Set exercise: Check every line below for the word "placeholder" and copy the ones that have it.

Dataset entries:
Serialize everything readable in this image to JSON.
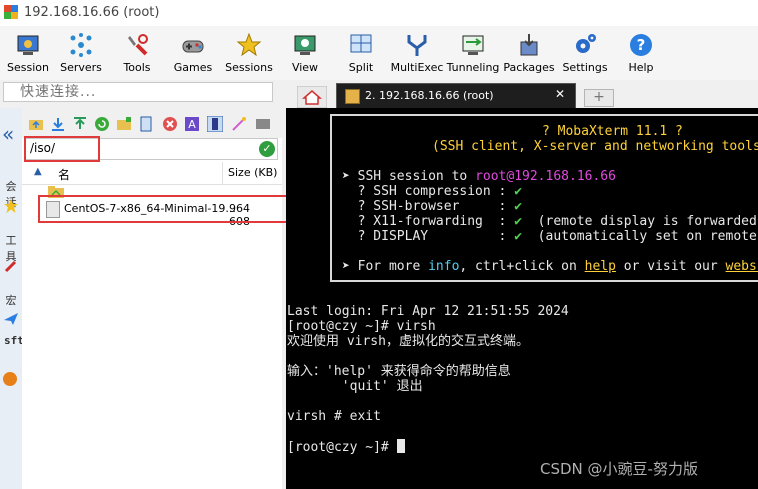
{
  "window": {
    "title": "192.168.16.66 (root)"
  },
  "toolbar": {
    "buttons": [
      {
        "label": "Session",
        "icon": "session-icon"
      },
      {
        "label": "Servers",
        "icon": "servers-icon"
      },
      {
        "label": "Tools",
        "icon": "tools-icon"
      },
      {
        "label": "Games",
        "icon": "games-icon"
      },
      {
        "label": "Sessions",
        "icon": "star-icon"
      },
      {
        "label": "View",
        "icon": "view-icon"
      },
      {
        "label": "Split",
        "icon": "split-icon"
      },
      {
        "label": "MultiExec",
        "icon": "multiexec-icon"
      },
      {
        "label": "Tunneling",
        "icon": "tunneling-icon"
      },
      {
        "label": "Packages",
        "icon": "packages-icon"
      },
      {
        "label": "Settings",
        "icon": "gear-icon"
      },
      {
        "label": "Help",
        "icon": "help-icon"
      }
    ]
  },
  "quick_connect": {
    "placeholder": "快速连接..."
  },
  "tabs": {
    "session_tab_label": "2. 192.168.16.66 (root)",
    "close_label": "✕"
  },
  "sidebar": {
    "labels": [
      "会话",
      "工具",
      "宏",
      "sftp"
    ]
  },
  "file_panel": {
    "path": "/iso/",
    "columns": {
      "name": "名",
      "size": "Size (KB)"
    },
    "files": [
      {
        "name": "CentOS-7-x86_64-Minimal-19...",
        "size": "964 608"
      }
    ]
  },
  "terminal": {
    "banner_title": "? MobaXterm 11.1 ?",
    "banner_sub": "(SSH client, X-server and networking tools)",
    "ssh_session": {
      "prefix": "➤ SSH session to ",
      "user": "root",
      "host": "@192.168.16.66"
    },
    "checks": [
      {
        "label": "  ? SSH compression : ",
        "value": "✔",
        "note": ""
      },
      {
        "label": "  ? SSH-browser     : ",
        "value": "✔",
        "note": ""
      },
      {
        "label": "  ? X11-forwarding  : ",
        "value": "✔",
        "note": "  (remote display is forwarded through SSH)"
      },
      {
        "label": "  ? DISPLAY         : ",
        "value": "✔",
        "note": "  (automatically set on remote server)"
      }
    ],
    "more": {
      "prefix": "➤ For more ",
      "info": "info",
      "mid": ", ctrl+click on ",
      "help": "help",
      "mid2": " or visit our ",
      "web": "website"
    },
    "lines": [
      "Last login: Fri Apr 12 21:51:55 2024",
      "[root@czy ~]# virsh",
      "欢迎使用 virsh，虚拟化的交互式终端。",
      "",
      "输入：'help' 来获得命令的帮助信息",
      "       'quit' 退出",
      "",
      "virsh # exit",
      "",
      "[root@czy ~]# "
    ]
  },
  "watermark": "CSDN @小豌豆-努力版",
  "colors": {
    "terminal_bg": "#000000",
    "highlight": "#e03a3a",
    "accent": "#2a5ea8"
  }
}
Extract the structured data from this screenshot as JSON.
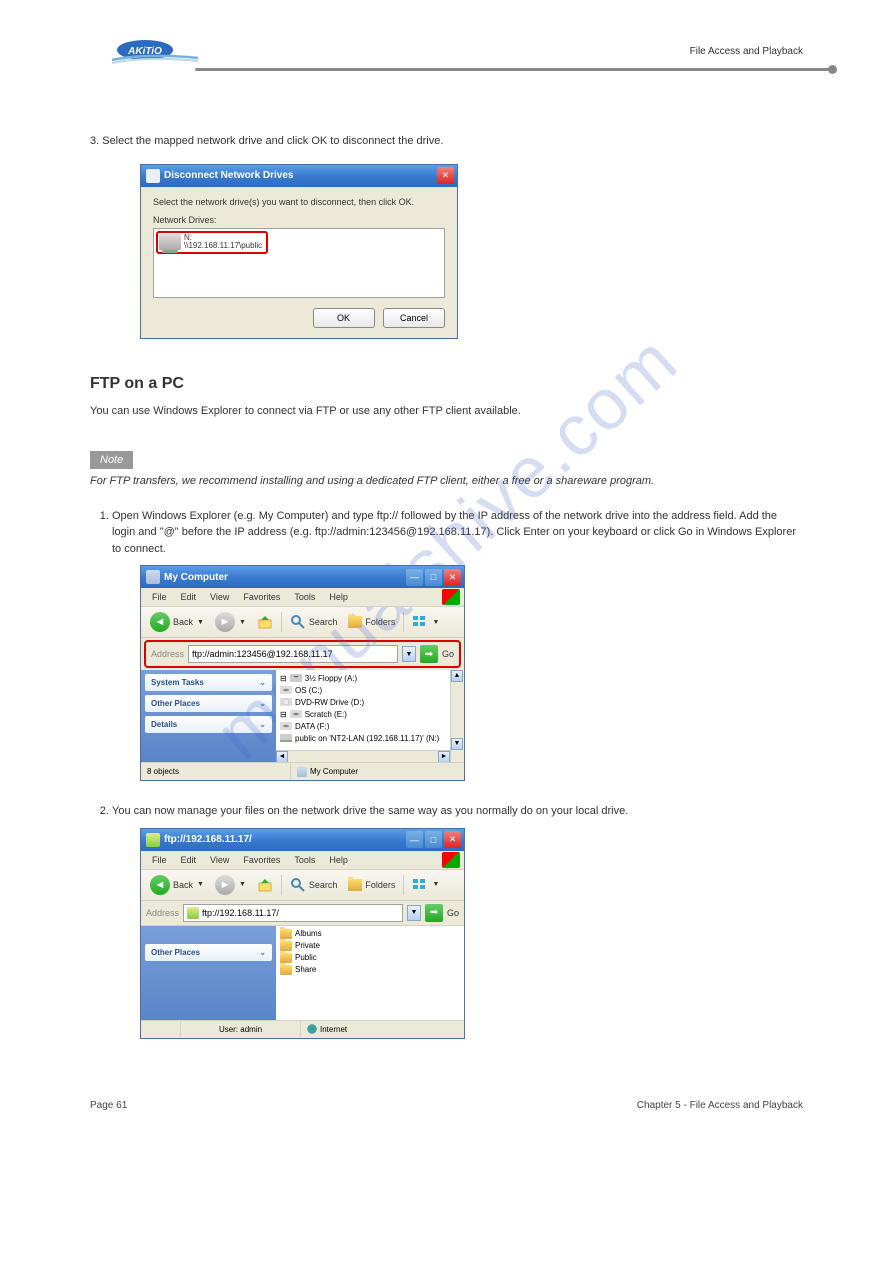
{
  "header": {
    "logo_text": "AKiTiO",
    "section_name": "File Access and Playback"
  },
  "intro_text": "3.  Select the mapped network drive and click OK to disconnect the drive.",
  "dialog1": {
    "title": "Disconnect Network Drives",
    "instruction": "Select the network drive(s) you want to disconnect, then click OK.",
    "label": "Network Drives:",
    "item_line1": "N:",
    "item_line2": "\\\\192.168.11.17\\public",
    "ok": "OK",
    "cancel": "Cancel"
  },
  "ftp_section": {
    "title": "FTP on a PC",
    "intro": "You can use Windows Explorer to connect via FTP or use any other FTP client available.",
    "note_label": "Note",
    "note_text": "For FTP transfers, we recommend installing and using a dedicated FTP client, either a free or a shareware program.",
    "steps": [
      "Open Windows Explorer (e.g. My Computer) and type ftp:// followed by the IP address of the network drive into the address field. Add the login and \"@\" before the IP address (e.g. ftp://admin:123456@192.168.11.17). Click Enter on your keyboard or click Go in Windows Explorer to connect.",
      "You can now manage your files on the network drive the same way as you normally do on your local drive."
    ]
  },
  "explorer1": {
    "title": "My Computer",
    "menus": [
      "File",
      "Edit",
      "View",
      "Favorites",
      "Tools",
      "Help"
    ],
    "back": "Back",
    "search": "Search",
    "folders": "Folders",
    "address_label": "Address",
    "address_value": "ftp://admin:123456@192.168.11.17",
    "go": "Go",
    "panels": [
      "System Tasks",
      "Other Places",
      "Details"
    ],
    "files": [
      "3½ Floppy (A:)",
      "OS (C:)",
      "DVD-RW Drive (D:)",
      "Scratch (E:)",
      "DATA (F:)",
      "public on 'NT2-LAN (192.168.11.17)' (N:)"
    ],
    "status_left": "8 objects",
    "status_right": "My Computer"
  },
  "explorer2": {
    "title": "ftp://192.168.11.17/",
    "menus": [
      "File",
      "Edit",
      "View",
      "Favorites",
      "Tools",
      "Help"
    ],
    "back": "Back",
    "search": "Search",
    "folders": "Folders",
    "address_label": "Address",
    "address_value": "ftp://192.168.11.17/",
    "go": "Go",
    "panels": [
      "Other Places"
    ],
    "files": [
      "Albums",
      "Private",
      "Public",
      "Share"
    ],
    "status_left": "User: admin",
    "status_right": "Internet"
  },
  "footer": {
    "left": "Page 61",
    "right": "Chapter 5 - File Access and Playback"
  },
  "watermark": "manualshive.com"
}
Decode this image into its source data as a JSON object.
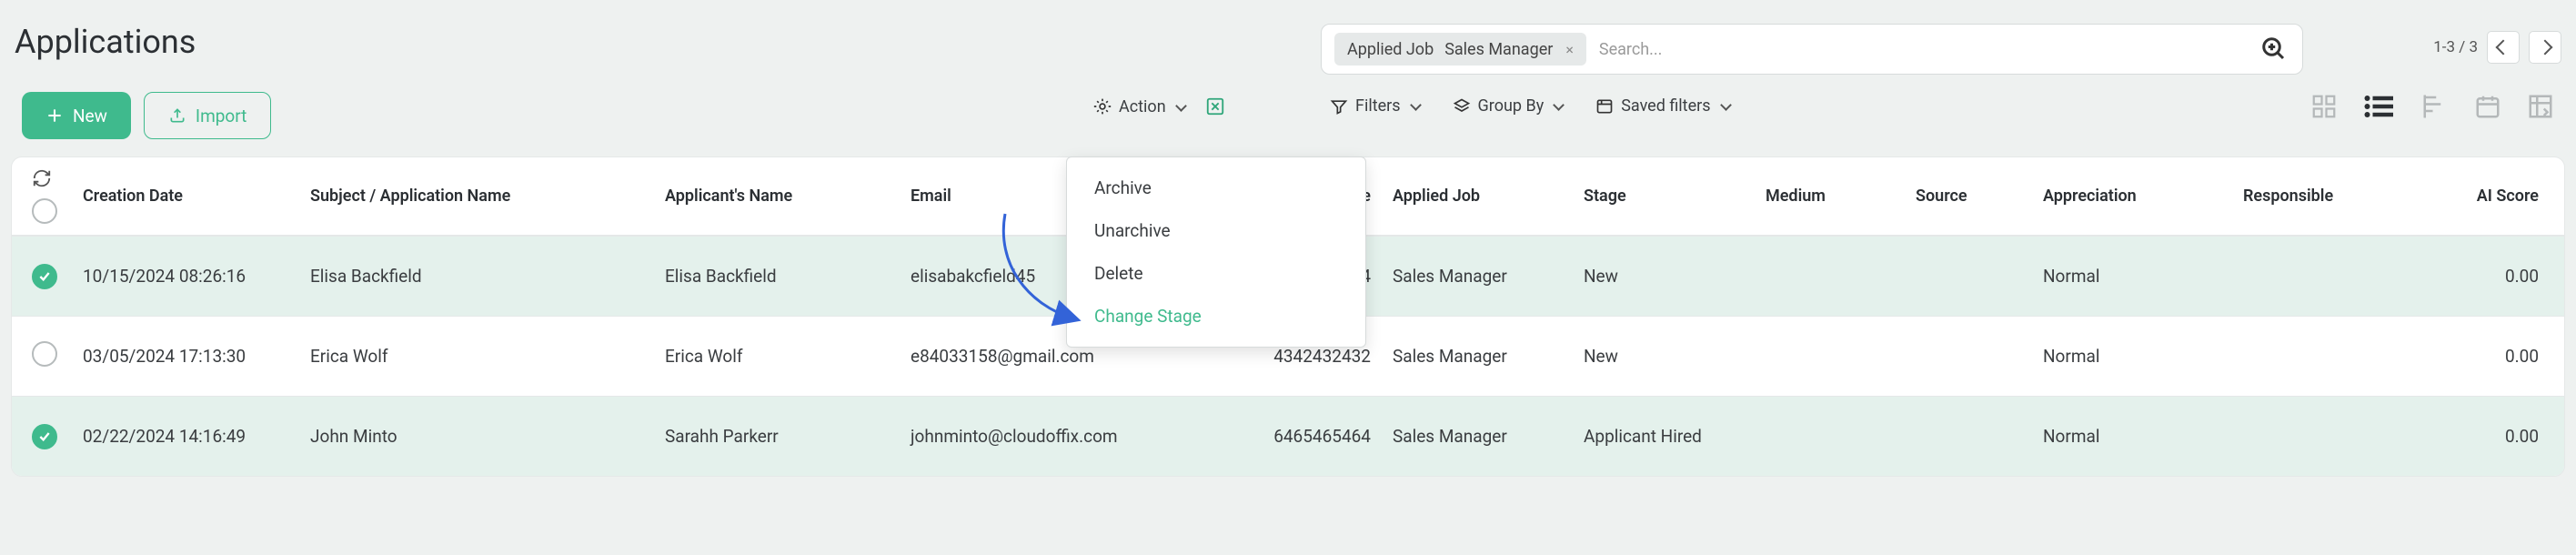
{
  "title": "Applications",
  "new_label": "New",
  "import_label": "Import",
  "search": {
    "facet": "Applied Job",
    "value": "Sales Manager",
    "placeholder": "Search..."
  },
  "pager": {
    "text": "1-3 / 3"
  },
  "action_label": "Action",
  "filters_label": "Filters",
  "groupby_label": "Group By",
  "saved_filters_label": "Saved filters",
  "menu": {
    "archive": "Archive",
    "unarchive": "Unarchive",
    "delete": "Delete",
    "change_stage": "Change Stage"
  },
  "columns": {
    "date": "Creation Date",
    "subject": "Subject / Application Name",
    "applicant": "Applicant's Name",
    "email": "Email",
    "phone": "Phone",
    "applied_job": "Applied Job",
    "stage": "Stage",
    "medium": "Medium",
    "source": "Source",
    "appreciation": "Appreciation",
    "responsible": "Responsible",
    "ai_score": "AI Score"
  },
  "rows": [
    {
      "selected": true,
      "date": "10/15/2024 08:26:16",
      "subject": "Elisa Backfield",
      "applicant": "Elisa Backfield",
      "email": "elisabakcfield45",
      "phone": "4",
      "applied_job": "Sales Manager",
      "stage": "New",
      "medium": "",
      "source": "",
      "appreciation": "Normal",
      "responsible": "",
      "ai_score": "0.00"
    },
    {
      "selected": false,
      "date": "03/05/2024 17:13:30",
      "subject": "Erica Wolf",
      "applicant": "Erica Wolf",
      "email": "e84033158@gmail.com",
      "phone": "4342432432",
      "applied_job": "Sales Manager",
      "stage": "New",
      "medium": "",
      "source": "",
      "appreciation": "Normal",
      "responsible": "",
      "ai_score": "0.00"
    },
    {
      "selected": true,
      "date": "02/22/2024 14:16:49",
      "subject": "John Minto",
      "applicant": "Sarahh Parkerr",
      "email": "johnminto@cloudoffix.com",
      "phone": "6465465464",
      "applied_job": "Sales Manager",
      "stage": "Applicant Hired",
      "medium": "",
      "source": "",
      "appreciation": "Normal",
      "responsible": "",
      "ai_score": "0.00"
    }
  ]
}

Complete output:
    "placeholder": "快速连接..."
    "placeholder": "Search..."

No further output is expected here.